» **Written problem**: Filter the records for lines holding the string "Ende".

» **Data to process**:
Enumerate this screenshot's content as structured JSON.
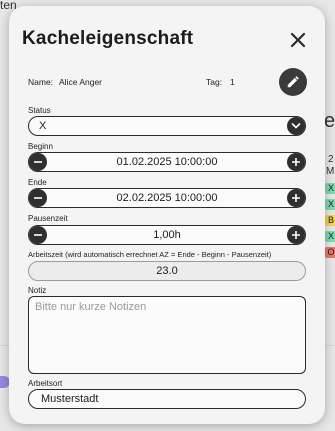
{
  "background": {
    "top_left_fragment": "ten",
    "right_fragment": "e",
    "right_num_fragment": "2",
    "right_mi_fragment": "Mi",
    "chips": [
      {
        "text": "X",
        "color": "#7fd9b0"
      },
      {
        "text": "X",
        "color": "#7fd9b0"
      },
      {
        "text": "B",
        "color": "#f2d35a"
      },
      {
        "text": "X",
        "color": "#7fd9b0"
      },
      {
        "text": "O",
        "color": "#e57a6b"
      }
    ]
  },
  "modal": {
    "title": "Kacheleigenschaft",
    "name_label": "Name:",
    "name_value": "Alice Anger",
    "day_label": "Tag:",
    "day_value": "1",
    "status": {
      "label": "Status",
      "value": "X"
    },
    "start": {
      "label": "Beginn",
      "value": "01.02.2025 10:00:00"
    },
    "end": {
      "label": "Ende",
      "value": "02.02.2025 10:00:00"
    },
    "pause": {
      "label": "Pausenzeit",
      "value": "1,00h"
    },
    "worktime": {
      "label": "Arbeitszeit (wird automatisch errechnet AZ = Ende - Beginn - Pausenzeit)",
      "value": "23.0"
    },
    "note": {
      "label": "Notiz",
      "placeholder": "Bitte nur kurze Notizen",
      "value": ""
    },
    "location": {
      "label": "Arbeitsort",
      "value": "Musterstadt"
    }
  },
  "icons": {
    "close": "close-icon",
    "edit": "pencil-icon",
    "dropdown": "chevron-down-icon",
    "decrement": "minus-icon",
    "increment": "plus-icon"
  }
}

» **Task result**:
      "label": "Ende",
      "label": "Arbeitszeit (wird automatisch errechnet AZ = Ende - Beginn - Pausenzeit)",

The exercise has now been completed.